Kamis, 29 Januari 2015

Rumah Idaman Tidak Melanggar Syari’at


Rumah adalah bagian dari hidup kita. Dengan adanya rumah, seorang muslim bisa membangun keluarga yang diidam-idamkan. Rumah adalah madrasah dan tempat ibadah. Rumah juga penutup aurat. Bahkan tidak jarang orang mencari nafkah dengan bekerja di rumahnya.
Nikmat ini bertambah indah jika rumah tersebut tidak melanggar agama dari sisi perhiasannya. Bagaimanakah cara menghiasi dan membaguskan rumah yang benar? Ikuti ulasan berikut ini.

Rumah Adalah Nikmat Allah
Allah member nikmat kepada para hamba-Nya berupa rumah yang berfungsi untuk memberikan ketenangan bagi mereka. Merek bisa berteduh (dari panas dan hujan) dan berlindung (dari segala macam bahaya) di dalamnya. Juga bisa mendapatkan sekian banyak manfaat lainnya. Allah Ta’ala berfirman :
Dan Allah menjadikan bagimu rumah-rumahmu sebagai tempat tinggal.. (Qs. an Nahl : 80)
Maka boleh bagi siapa saja untuk membangun rumah, buka untuk sombong dan bangga-banggaan, melainkan untuk kebutuhan.

*-*-*

◆ Tugas:
Jawablah pertanyaan berikut berdasarkan teks tentang rumah idaman di atas:
1. Rumah disebut sebagai apa saja dalam kalimat yang diawali "Rumah adalah madrasah"?
2. Surah dan ayat mana yang dikutip setelah kalimat "Allah Ta’ala berfirman"?
3. Menurut kalimat terakhir teks, untuk tujuan apa rumah boleh dibangun?

[Catatan Dataset]

*-*-*

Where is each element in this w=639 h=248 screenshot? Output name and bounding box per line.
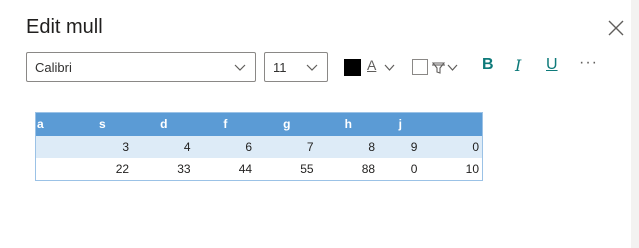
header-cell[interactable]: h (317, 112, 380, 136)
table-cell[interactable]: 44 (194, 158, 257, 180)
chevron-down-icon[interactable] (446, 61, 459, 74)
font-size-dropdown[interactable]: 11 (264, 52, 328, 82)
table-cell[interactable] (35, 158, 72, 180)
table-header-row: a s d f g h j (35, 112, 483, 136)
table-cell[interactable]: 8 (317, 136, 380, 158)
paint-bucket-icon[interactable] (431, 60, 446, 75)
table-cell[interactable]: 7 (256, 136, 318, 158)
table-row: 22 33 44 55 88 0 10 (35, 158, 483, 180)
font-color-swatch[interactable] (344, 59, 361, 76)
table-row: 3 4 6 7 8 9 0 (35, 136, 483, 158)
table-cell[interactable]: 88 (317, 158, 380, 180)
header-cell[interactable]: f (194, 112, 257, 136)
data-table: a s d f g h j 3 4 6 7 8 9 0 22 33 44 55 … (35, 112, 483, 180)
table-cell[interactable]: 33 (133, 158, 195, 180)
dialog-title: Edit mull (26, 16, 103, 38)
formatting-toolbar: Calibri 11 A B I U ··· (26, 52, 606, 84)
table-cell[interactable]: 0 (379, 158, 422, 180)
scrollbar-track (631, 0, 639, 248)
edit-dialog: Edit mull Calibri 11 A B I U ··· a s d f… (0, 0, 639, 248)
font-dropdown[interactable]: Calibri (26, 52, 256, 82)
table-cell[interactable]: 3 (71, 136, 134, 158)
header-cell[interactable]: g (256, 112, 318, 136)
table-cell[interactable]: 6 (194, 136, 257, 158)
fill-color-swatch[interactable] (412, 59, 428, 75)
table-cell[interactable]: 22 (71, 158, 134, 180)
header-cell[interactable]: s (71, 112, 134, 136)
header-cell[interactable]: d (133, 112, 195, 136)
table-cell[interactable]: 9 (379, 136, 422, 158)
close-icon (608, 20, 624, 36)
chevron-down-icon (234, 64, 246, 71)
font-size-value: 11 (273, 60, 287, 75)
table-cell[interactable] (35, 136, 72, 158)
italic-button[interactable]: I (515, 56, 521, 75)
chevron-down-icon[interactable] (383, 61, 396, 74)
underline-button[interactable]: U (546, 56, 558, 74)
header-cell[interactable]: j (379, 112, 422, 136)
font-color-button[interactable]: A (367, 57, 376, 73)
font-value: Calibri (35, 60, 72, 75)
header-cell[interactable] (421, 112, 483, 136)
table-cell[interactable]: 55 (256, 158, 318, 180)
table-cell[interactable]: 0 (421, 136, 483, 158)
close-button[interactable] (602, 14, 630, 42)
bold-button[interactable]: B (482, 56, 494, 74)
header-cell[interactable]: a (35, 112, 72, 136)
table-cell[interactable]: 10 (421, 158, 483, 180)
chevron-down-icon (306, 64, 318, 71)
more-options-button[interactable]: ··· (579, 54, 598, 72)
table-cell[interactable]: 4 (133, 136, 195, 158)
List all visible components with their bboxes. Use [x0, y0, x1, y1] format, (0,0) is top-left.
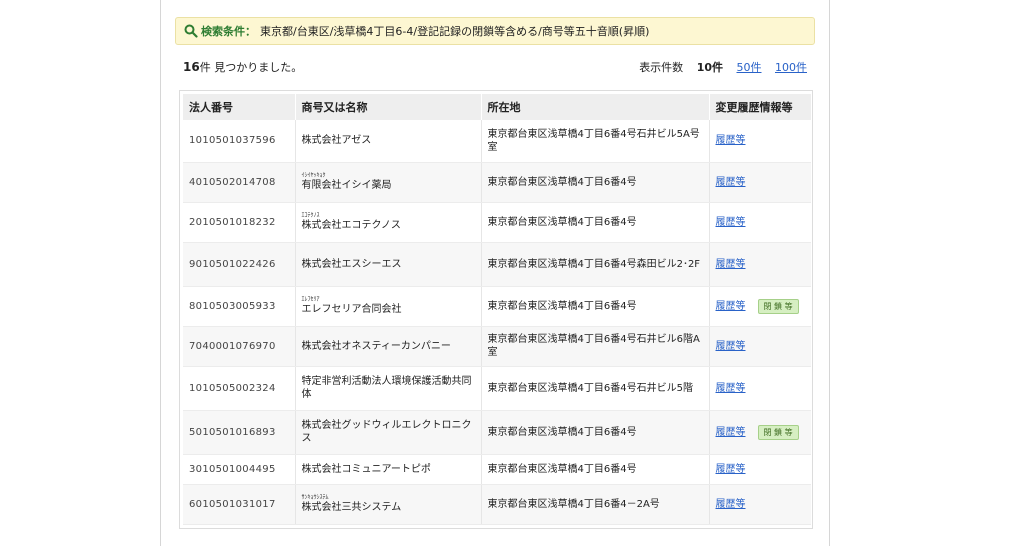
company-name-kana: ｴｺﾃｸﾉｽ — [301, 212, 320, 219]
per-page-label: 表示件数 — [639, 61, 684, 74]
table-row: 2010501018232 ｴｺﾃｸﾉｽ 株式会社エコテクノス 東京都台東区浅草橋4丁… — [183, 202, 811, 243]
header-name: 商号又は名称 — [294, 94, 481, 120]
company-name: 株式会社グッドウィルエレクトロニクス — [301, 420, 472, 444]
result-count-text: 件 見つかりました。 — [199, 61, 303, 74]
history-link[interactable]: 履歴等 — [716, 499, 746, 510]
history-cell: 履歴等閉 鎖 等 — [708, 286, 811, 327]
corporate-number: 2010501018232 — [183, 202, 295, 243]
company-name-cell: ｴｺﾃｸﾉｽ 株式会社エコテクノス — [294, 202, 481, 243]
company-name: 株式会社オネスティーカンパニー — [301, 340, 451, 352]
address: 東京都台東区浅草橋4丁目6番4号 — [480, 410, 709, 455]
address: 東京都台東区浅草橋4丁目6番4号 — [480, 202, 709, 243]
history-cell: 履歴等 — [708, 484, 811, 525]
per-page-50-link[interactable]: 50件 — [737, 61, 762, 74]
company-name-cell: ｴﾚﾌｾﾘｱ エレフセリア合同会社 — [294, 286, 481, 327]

*-*-*

◆ Hasil Latihan:
1. Rumah disebut sebagai madrasah dan tempat ibadah.
2. Yang dikutip adalah Qs. an Nahl ayat 80.
3. Rumah boleh dibangun untuk kebutuhan, bukan untuk sombong dan bangga-banggaan.